* BEGIN RECORDED INFORMATION *
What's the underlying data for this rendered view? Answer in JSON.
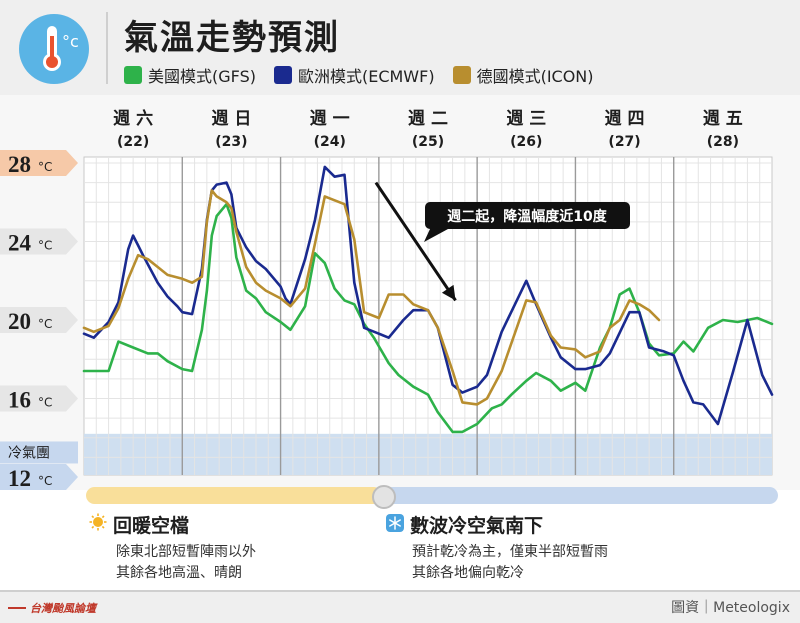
{
  "header": {
    "title": "氣溫走勢預測",
    "legend": [
      {
        "label": "美國模式(GFS)",
        "color": "#2eb24a"
      },
      {
        "label": "歐洲模式(ECMWF)",
        "color": "#1a2a8f"
      },
      {
        "label": "德國模式(ICON)",
        "color": "#b88e2f"
      }
    ],
    "logo_icon": "thermometer-celsius-icon"
  },
  "chart_data": {
    "type": "line",
    "days": [
      {
        "name": "週 六",
        "date": "(22)"
      },
      {
        "name": "週 日",
        "date": "(23)"
      },
      {
        "name": "週 一",
        "date": "(24)"
      },
      {
        "name": "週 二",
        "date": "(25)"
      },
      {
        "name": "週 三",
        "date": "(26)"
      },
      {
        "name": "週 四",
        "date": "(27)"
      },
      {
        "name": "週 五",
        "date": "(28)"
      }
    ],
    "yticks": [
      {
        "value": 28,
        "label": "28",
        "unit": "°C",
        "color": "#f6c9a8"
      },
      {
        "value": 24,
        "label": "24",
        "unit": "°C",
        "color": "#e6e6e6"
      },
      {
        "value": 20,
        "label": "20",
        "unit": "°C",
        "color": "#e6e6e6"
      },
      {
        "value": 16,
        "label": "16",
        "unit": "°C",
        "color": "#e6e6e6"
      },
      {
        "value": 12,
        "label": "12",
        "unit": "°C",
        "color": "#c6d7ee"
      }
    ],
    "cold_zone": {
      "label": "冷氣團",
      "from": 12.3,
      "to": 14.2,
      "color": "#cfdff0"
    },
    "ylim": [
      11.5,
      29
    ],
    "xlim": [
      0,
      7
    ],
    "annotation": {
      "text": "週二起，降溫幅度近10度",
      "arrow_from": [
        2.97,
        27.0
      ],
      "arrow_to": [
        3.78,
        21.0
      ]
    },
    "series": [
      {
        "name": "美國模式(GFS)",
        "color": "#2eb24a",
        "x": [
          0,
          0.25,
          0.35,
          0.5,
          0.65,
          0.75,
          0.85,
          1.0,
          1.1,
          1.2,
          1.25,
          1.3,
          1.35,
          1.45,
          1.5,
          1.55,
          1.65,
          1.75,
          1.85,
          2.0,
          2.1,
          2.25,
          2.35,
          2.45,
          2.55,
          2.65,
          2.75,
          2.85,
          2.95,
          3.1,
          3.2,
          3.35,
          3.5,
          3.6,
          3.75,
          3.85,
          4.0,
          4.15,
          4.25,
          4.35,
          4.5,
          4.6,
          4.75,
          4.85,
          5.0,
          5.1,
          5.25,
          5.35,
          5.45,
          5.55,
          5.65,
          5.75,
          5.85,
          6.0,
          6.1,
          6.2,
          6.35,
          6.5,
          6.65,
          6.85,
          7.0
        ],
        "y": [
          17.4,
          17.4,
          18.9,
          18.6,
          18.3,
          18.3,
          17.9,
          17.5,
          17.4,
          19.5,
          21.5,
          24.3,
          25.3,
          25.9,
          25.2,
          23.2,
          21.5,
          21.1,
          20.4,
          19.9,
          19.5,
          20.7,
          23.4,
          22.9,
          21.6,
          21.0,
          20.8,
          19.8,
          19.1,
          17.8,
          17.2,
          16.6,
          16.2,
          15.3,
          14.3,
          14.3,
          14.7,
          15.5,
          15.7,
          16.2,
          16.9,
          17.3,
          16.9,
          16.4,
          16.8,
          16.4,
          18.6,
          19.6,
          21.3,
          21.6,
          20.4,
          18.8,
          18.2,
          18.3,
          18.9,
          18.4,
          19.6,
          20.0,
          19.9,
          20.1,
          19.8
        ]
      },
      {
        "name": "歐洲模式(ECMWF)",
        "color": "#1a2a8f",
        "x": [
          0,
          0.1,
          0.25,
          0.35,
          0.45,
          0.5,
          0.55,
          0.6,
          0.75,
          0.85,
          0.95,
          1.0,
          1.1,
          1.2,
          1.25,
          1.3,
          1.35,
          1.45,
          1.5,
          1.55,
          1.65,
          1.75,
          1.85,
          2.0,
          2.05,
          2.1,
          2.25,
          2.35,
          2.45,
          2.55,
          2.65,
          2.75,
          2.85,
          3.0,
          3.1,
          3.25,
          3.35,
          3.5,
          3.6,
          3.75,
          3.85,
          4.0,
          4.1,
          4.25,
          4.5,
          4.6,
          4.75,
          4.85,
          5.0,
          5.1,
          5.25,
          5.35,
          5.55,
          5.65,
          5.75,
          5.9,
          6.0,
          6.1,
          6.2,
          6.3,
          6.45,
          6.6,
          6.75,
          6.9,
          7.0
        ],
        "y": [
          19.3,
          19.1,
          19.9,
          20.9,
          23.6,
          24.3,
          23.8,
          23.3,
          21.9,
          21.2,
          20.7,
          20.4,
          20.3,
          22.6,
          25.1,
          26.6,
          26.9,
          27.0,
          26.4,
          24.7,
          23.7,
          23.0,
          22.6,
          21.7,
          21.1,
          20.8,
          23.1,
          25.1,
          27.8,
          27.3,
          27.4,
          21.9,
          19.6,
          19.3,
          19.1,
          20.0,
          20.5,
          20.5,
          19.6,
          16.7,
          16.3,
          16.6,
          17.2,
          19.4,
          22.0,
          20.8,
          19.1,
          18.1,
          17.5,
          17.5,
          17.7,
          18.3,
          20.4,
          20.4,
          18.6,
          18.4,
          18.2,
          16.9,
          15.8,
          15.7,
          14.7,
          17.3,
          20.0,
          17.2,
          16.2
        ]
      },
      {
        "name": "德國模式(ICON)",
        "color": "#b88e2f",
        "x": [
          0,
          0.1,
          0.25,
          0.35,
          0.45,
          0.55,
          0.65,
          0.75,
          0.85,
          1.0,
          1.1,
          1.2,
          1.25,
          1.3,
          1.35,
          1.45,
          1.5,
          1.55,
          1.65,
          1.75,
          1.85,
          2.0,
          2.1,
          2.25,
          2.35,
          2.45,
          2.55,
          2.65,
          2.75,
          2.85,
          3.0,
          3.1,
          3.25,
          3.35,
          3.5,
          3.6,
          3.75,
          3.85,
          4.0,
          4.1,
          4.25,
          4.5,
          4.6,
          4.75,
          4.85,
          5.0,
          5.1,
          5.25,
          5.35,
          5.45,
          5.55,
          5.65,
          5.75,
          5.85
        ],
        "y": [
          19.6,
          19.4,
          19.7,
          20.6,
          22.1,
          23.3,
          23.1,
          22.7,
          22.3,
          22.1,
          21.9,
          22.2,
          25.0,
          26.6,
          26.3,
          26.0,
          25.7,
          24.5,
          22.7,
          21.9,
          21.5,
          21.1,
          20.7,
          21.6,
          23.9,
          26.3,
          26.1,
          25.9,
          24.1,
          20.4,
          20.1,
          21.3,
          21.3,
          20.8,
          20.5,
          19.6,
          17.4,
          15.8,
          15.7,
          16.0,
          17.4,
          21.0,
          20.9,
          19.2,
          18.6,
          18.5,
          18.1,
          18.4,
          19.6,
          20.0,
          21.0,
          20.8,
          20.5,
          20.0
        ]
      }
    ]
  },
  "notes": [
    {
      "title": "回暖空檔",
      "icon": "sun-icon",
      "lines": [
        "除東北部短暫陣雨以外",
        "其餘各地高溫、晴朗"
      ]
    },
    {
      "title": "數波冷空氣南下",
      "icon": "snowflake-icon",
      "lines": [
        "預計乾冷為主，僅東半部短暫雨",
        "其餘各地偏向乾冷"
      ]
    }
  ],
  "footer": {
    "brand": "台灣颱風論壇",
    "credit": "圖資｜Meteologix"
  }
}
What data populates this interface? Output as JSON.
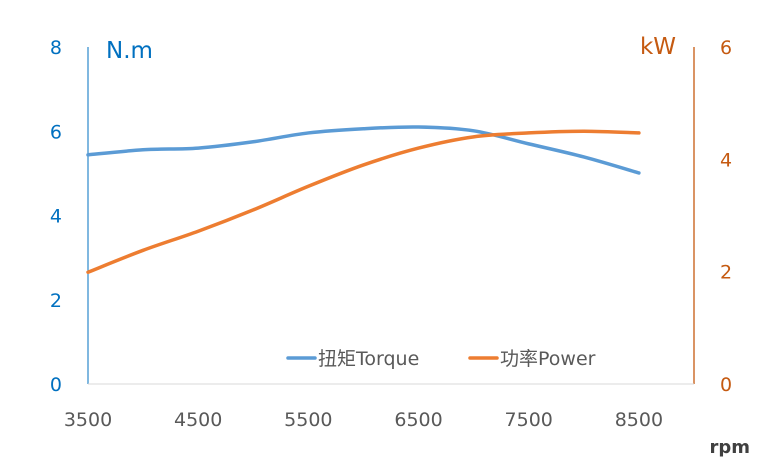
* END RECORDED INFORMATION *
• _DESCRIPTION OF THE TASK_:
Going over the lines above, work out how many include "JSON", then give only that number.

• _EXERCISE ANSWER_:
2